Goal
Copy out the lines of the material word for word, starting at the line that has "table-row-label: スマホ動画接触者 bbox=[975, 197, 1075, 218]" and stopping after the line that has "legend-swatch bbox=[463, 31, 475, 43]".

- - -

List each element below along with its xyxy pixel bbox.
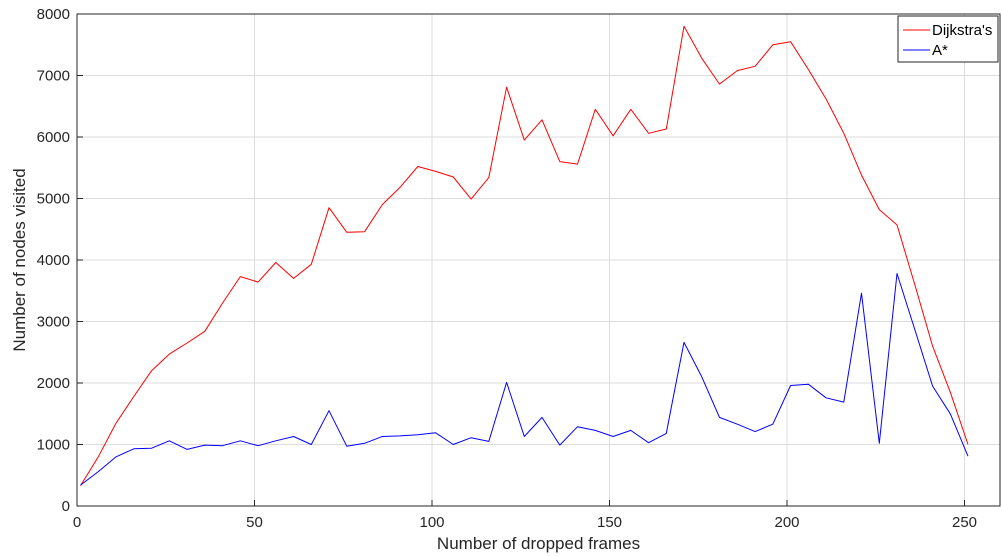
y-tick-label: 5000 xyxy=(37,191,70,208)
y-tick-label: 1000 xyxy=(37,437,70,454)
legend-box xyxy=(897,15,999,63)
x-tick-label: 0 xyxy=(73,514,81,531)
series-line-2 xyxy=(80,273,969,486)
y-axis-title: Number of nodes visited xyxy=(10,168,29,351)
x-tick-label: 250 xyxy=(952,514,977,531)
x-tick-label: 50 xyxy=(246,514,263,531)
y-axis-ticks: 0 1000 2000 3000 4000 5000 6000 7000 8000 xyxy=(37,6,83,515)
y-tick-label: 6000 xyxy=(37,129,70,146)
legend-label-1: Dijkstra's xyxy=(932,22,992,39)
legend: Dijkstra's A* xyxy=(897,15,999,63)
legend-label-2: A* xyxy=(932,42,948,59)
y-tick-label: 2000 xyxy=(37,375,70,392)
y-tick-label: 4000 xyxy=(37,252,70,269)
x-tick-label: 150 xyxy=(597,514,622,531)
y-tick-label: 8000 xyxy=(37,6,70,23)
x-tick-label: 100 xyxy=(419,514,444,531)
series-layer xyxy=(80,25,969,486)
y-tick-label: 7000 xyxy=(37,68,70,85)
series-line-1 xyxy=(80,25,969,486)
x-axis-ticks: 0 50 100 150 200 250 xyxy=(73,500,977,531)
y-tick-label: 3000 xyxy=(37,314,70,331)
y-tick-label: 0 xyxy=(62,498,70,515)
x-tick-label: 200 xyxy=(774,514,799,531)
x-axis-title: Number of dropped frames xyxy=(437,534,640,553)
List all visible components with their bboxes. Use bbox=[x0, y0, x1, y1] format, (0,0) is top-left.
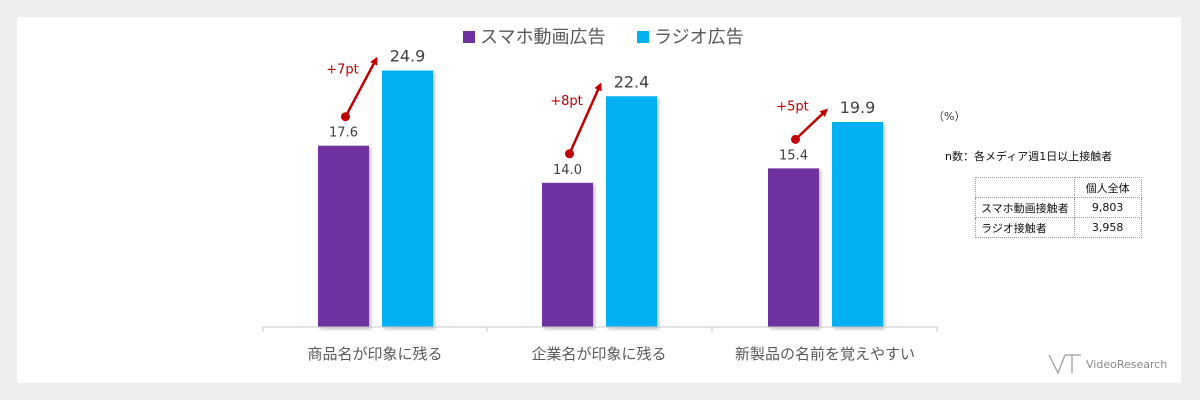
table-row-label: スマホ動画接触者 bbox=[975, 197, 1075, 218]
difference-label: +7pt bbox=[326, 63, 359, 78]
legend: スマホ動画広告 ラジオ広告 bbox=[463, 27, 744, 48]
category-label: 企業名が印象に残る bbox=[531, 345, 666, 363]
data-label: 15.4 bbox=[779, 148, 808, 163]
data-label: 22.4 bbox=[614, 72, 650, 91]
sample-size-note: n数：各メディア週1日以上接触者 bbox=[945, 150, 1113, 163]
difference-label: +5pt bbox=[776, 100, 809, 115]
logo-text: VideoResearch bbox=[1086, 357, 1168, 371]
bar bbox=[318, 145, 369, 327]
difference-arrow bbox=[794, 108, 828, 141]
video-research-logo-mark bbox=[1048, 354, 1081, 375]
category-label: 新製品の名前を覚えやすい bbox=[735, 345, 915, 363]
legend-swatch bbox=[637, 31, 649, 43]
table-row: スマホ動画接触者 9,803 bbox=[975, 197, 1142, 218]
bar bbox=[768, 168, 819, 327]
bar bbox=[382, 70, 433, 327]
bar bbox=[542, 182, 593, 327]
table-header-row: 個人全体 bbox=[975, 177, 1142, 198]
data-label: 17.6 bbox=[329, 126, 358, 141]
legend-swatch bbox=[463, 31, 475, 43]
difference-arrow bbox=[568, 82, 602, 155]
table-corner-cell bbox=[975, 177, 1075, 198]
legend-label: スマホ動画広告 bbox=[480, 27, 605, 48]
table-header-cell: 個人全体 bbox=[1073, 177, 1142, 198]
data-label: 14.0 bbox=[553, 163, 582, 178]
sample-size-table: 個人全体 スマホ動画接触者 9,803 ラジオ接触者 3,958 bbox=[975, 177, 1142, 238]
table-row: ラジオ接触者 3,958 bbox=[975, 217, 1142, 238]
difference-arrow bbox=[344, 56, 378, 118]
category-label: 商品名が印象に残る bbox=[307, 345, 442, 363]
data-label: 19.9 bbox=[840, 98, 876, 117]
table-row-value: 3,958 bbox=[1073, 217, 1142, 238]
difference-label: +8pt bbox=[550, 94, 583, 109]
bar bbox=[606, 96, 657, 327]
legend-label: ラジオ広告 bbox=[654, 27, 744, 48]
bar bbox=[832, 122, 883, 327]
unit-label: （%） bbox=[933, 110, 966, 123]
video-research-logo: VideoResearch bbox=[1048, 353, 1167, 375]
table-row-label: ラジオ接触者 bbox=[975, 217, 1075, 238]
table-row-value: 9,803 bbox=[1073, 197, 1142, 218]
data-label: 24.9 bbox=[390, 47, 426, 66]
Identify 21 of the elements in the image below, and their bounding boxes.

- - -

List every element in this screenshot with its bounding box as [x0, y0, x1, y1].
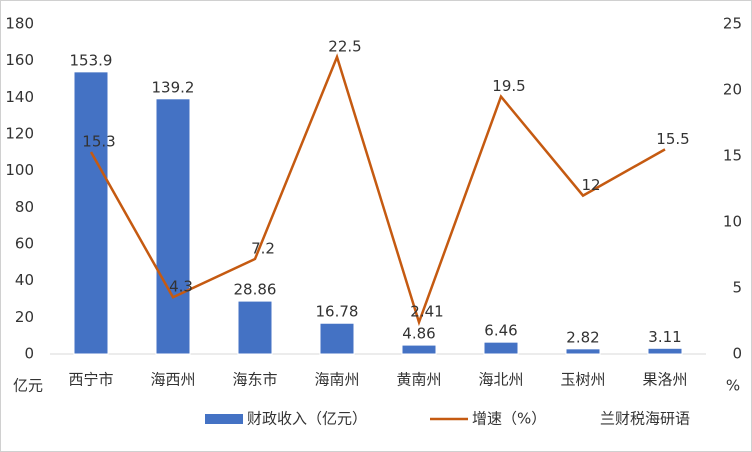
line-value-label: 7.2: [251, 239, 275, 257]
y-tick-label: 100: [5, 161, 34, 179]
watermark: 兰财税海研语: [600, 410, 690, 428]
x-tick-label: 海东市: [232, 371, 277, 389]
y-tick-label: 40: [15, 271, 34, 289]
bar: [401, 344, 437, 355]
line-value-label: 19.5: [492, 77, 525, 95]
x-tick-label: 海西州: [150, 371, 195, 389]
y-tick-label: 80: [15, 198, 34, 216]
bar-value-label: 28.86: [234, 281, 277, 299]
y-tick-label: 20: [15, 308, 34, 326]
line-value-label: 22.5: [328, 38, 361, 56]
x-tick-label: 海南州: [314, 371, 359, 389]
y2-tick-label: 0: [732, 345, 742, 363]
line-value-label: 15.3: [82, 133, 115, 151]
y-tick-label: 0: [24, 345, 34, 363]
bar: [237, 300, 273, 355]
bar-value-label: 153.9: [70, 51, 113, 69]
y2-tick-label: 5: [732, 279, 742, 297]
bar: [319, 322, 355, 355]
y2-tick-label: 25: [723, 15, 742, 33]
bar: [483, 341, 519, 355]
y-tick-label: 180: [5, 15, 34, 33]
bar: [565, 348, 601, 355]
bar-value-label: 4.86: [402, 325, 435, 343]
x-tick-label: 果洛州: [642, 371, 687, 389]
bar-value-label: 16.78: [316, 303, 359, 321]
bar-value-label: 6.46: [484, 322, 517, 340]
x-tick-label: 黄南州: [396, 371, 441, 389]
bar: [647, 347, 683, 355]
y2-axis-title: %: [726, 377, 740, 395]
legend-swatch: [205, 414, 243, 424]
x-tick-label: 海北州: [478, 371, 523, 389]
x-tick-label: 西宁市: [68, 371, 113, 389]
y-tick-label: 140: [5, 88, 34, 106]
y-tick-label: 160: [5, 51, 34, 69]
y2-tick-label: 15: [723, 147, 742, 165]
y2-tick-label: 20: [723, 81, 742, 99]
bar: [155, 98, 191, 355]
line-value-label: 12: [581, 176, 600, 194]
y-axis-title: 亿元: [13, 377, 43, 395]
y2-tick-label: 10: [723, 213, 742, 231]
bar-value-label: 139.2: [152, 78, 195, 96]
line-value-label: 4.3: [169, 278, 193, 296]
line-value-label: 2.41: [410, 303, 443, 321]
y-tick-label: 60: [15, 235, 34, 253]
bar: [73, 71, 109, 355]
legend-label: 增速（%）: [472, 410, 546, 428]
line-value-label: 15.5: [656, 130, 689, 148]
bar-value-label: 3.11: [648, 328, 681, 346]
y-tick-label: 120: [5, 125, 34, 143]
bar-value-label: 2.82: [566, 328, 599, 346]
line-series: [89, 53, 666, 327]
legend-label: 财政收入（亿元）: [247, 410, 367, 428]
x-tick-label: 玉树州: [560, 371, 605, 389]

- - -

Task result
table-row-label: スマホ動画接触者 bbox=[975, 197, 1075, 218]
difference-label: +7pt bbox=[326, 63, 359, 78]
legend: スマホ動画広告 ラジオ広告 bbox=[463, 27, 744, 48]
category-label: 企業名が印象に残る bbox=[531, 345, 666, 363]
data-label: 15.4 bbox=[779, 148, 808, 163]
data-label: 22.4 bbox=[614, 72, 650, 91]
sample-size-note: n数：各メディア週1日以上接触者 bbox=[945, 150, 1113, 163]
difference-label: +5pt bbox=[776, 100, 809, 115]
logo-text: VideoResearch bbox=[1086, 357, 1168, 371]
bar bbox=[318, 145, 369, 327]
difference-arrow bbox=[794, 108, 828, 141]
video-research-logo-mark bbox=[1048, 354, 1081, 375]
category-label: 新製品の名前を覚えやすい bbox=[735, 345, 915, 363]
legend-swatch bbox=[637, 31, 649, 43]
table-row: スマホ動画接触者 9,803 bbox=[975, 197, 1142, 218]
bar bbox=[768, 168, 819, 327]
bar bbox=[382, 70, 433, 327]
bar bbox=[542, 182, 593, 327]
table-header-row: 個人全体 bbox=[975, 177, 1142, 198]
data-label: 17.6 bbox=[329, 126, 358, 141]
legend-swatch bbox=[463, 31, 475, 43]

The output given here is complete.